> **Do this**: Transcribe the entries that follow, word for word.
◆ ◆ ◆ ◆ ◆ ◆ ◆
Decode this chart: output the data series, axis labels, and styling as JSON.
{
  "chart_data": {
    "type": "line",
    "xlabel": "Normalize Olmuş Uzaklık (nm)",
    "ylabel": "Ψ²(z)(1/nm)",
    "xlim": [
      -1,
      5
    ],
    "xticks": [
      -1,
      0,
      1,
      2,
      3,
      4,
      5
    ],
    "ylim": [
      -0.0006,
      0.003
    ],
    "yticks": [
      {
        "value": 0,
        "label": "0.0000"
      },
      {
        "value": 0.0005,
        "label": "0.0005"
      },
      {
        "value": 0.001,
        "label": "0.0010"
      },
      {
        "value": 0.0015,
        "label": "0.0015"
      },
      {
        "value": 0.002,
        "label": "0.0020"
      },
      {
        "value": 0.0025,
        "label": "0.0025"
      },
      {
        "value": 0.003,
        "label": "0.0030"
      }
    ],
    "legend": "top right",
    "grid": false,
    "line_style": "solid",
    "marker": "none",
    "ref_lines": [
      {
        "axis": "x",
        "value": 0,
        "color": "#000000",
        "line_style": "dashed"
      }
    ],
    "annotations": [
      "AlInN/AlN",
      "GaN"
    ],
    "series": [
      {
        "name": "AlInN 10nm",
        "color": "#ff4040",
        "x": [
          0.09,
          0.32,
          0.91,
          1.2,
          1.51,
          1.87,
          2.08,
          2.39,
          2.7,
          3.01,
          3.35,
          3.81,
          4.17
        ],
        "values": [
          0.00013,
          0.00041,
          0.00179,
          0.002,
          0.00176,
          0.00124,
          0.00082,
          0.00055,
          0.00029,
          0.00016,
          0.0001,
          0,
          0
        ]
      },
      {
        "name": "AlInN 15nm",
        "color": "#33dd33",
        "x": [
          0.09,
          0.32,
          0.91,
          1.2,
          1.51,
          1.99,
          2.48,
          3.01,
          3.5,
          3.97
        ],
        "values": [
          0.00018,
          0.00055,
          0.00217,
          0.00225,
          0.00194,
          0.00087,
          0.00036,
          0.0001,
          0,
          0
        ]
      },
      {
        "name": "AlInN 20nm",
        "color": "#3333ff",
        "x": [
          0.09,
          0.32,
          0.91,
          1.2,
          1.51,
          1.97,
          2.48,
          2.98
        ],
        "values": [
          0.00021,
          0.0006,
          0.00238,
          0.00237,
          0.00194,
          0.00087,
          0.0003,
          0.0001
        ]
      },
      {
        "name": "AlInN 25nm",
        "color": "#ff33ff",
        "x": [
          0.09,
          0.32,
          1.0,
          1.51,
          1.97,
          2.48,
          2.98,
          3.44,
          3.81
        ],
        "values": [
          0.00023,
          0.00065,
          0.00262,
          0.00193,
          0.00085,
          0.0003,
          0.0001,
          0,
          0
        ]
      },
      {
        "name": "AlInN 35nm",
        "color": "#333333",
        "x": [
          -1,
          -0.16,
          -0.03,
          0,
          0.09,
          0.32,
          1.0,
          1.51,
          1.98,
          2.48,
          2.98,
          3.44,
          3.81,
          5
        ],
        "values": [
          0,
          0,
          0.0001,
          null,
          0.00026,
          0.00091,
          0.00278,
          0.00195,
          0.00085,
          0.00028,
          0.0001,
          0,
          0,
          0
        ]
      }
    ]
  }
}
◆ ◆ ◆ ◆ ◆ ◆ ◆
> **Answer to the problem**:
Decode this chart: output the data series, axis labels, and styling as JSON.
{
  "chart_data": {
    "type": "line",
    "xlabel": "Normalize Olmuş Uzaklık (nm)",
    "ylabel": "Ψ²(z)(1/nm)",
    "xlim": [
      -1,
      5
    ],
    "xticks": [
      -1,
      0,
      1,
      2,
      3,
      4,
      5
    ],
    "ylim": [
      -0.0006,
      0.003
    ],
    "yticks": [
      {
        "value": 0,
        "label": "0.0000"
      },
      {
        "value": 0.0005,
        "label": "0.0005"
      },
      {
        "value": 0.001,
        "label": "0.0010"
      },
      {
        "value": 0.0015,
        "label": "0.0015"
      },
      {
        "value": 0.002,
        "label": "0.0020"
      },
      {
        "value": 0.0025,
        "label": "0.0025"
      },
      {
        "value": 0.003,
        "label": "0.0030"
      }
    ],
    "legend": "top right",
    "grid": false,
    "line_style": "solid",
    "marker": "none",
    "ref_lines": [
      {
        "axis": "x",
        "value": 0,
        "color": "#000000",
        "line_style": "dashed"
      }
    ],
    "annotations": [
      "AlInN/AlN",
      "GaN"
    ],
    "series": [
      {
        "name": "AlInN 10nm",
        "color": "#ff4040",
        "x": [
          0.09,
          0.32,
          0.91,
          1.2,
          1.51,
          1.87,
          2.08,
          2.39,
          2.7,
          3.01,
          3.35,
          3.81,
          4.17
        ],
        "values": [
          0.00013,
          0.00041,
          0.00179,
          0.002,
          0.00176,
          0.00124,
          0.00082,
          0.00055,
          0.00029,
          0.00016,
          0.0001,
          0,
          0
        ]
      },
      {
        "name": "AlInN 15nm",
        "color": "#33dd33",
        "x": [
          0.09,
          0.32,
          0.91,
          1.2,
          1.51,
          1.99,
          2.48,
          3.01,
          3.5,
          3.97
        ],
        "values": [
          0.00018,
          0.00055,
          0.00217,
          0.00225,
          0.00194,
          0.00087,
          0.00036,
          0.0001,
          0,
          0
        ]
      },
      {
        "name": "AlInN 20nm",
        "color": "#3333ff",
        "x": [
          0.09,
          0.32,
          0.91,
          1.2,
          1.51,
          1.97,
          2.48,
          2.98
        ],
        "values": [
          0.00021,
          0.0006,
          0.00238,
          0.00237,
          0.00194,
          0.00087,
          0.0003,
          0.0001
        ]
      },
      {
        "name": "AlInN 25nm",
        "color": "#ff33ff",
        "x": [
          0.09,
          0.32,
          1.0,
          1.51,
          1.97,
          2.48,
          2.98,
          3.44,
          3.81
        ],
        "values": [
          0.00023,
          0.00065,
          0.00262,
          0.00193,
          0.00085,
          0.0003,
          0.0001,
          0,
          0
        ]
      },
      {
        "name": "AlInN 35nm",
        "color": "#333333",
        "x": [
          -1,
          -0.16,
          -0.03,
          0,
          0.09,
          0.32,
          1.0,
          1.51,
          1.98,
          2.48,
          2.98,
          3.44,
          3.81,
          5
        ],
        "values": [
          0,
          0,
          0.0001,
          null,
          0.00026,
          0.00091,
          0.00278,
          0.00195,
          0.00085,
          0.00028,
          0.0001,
          0,
          0,
          0
        ]
      }
    ]
  }
}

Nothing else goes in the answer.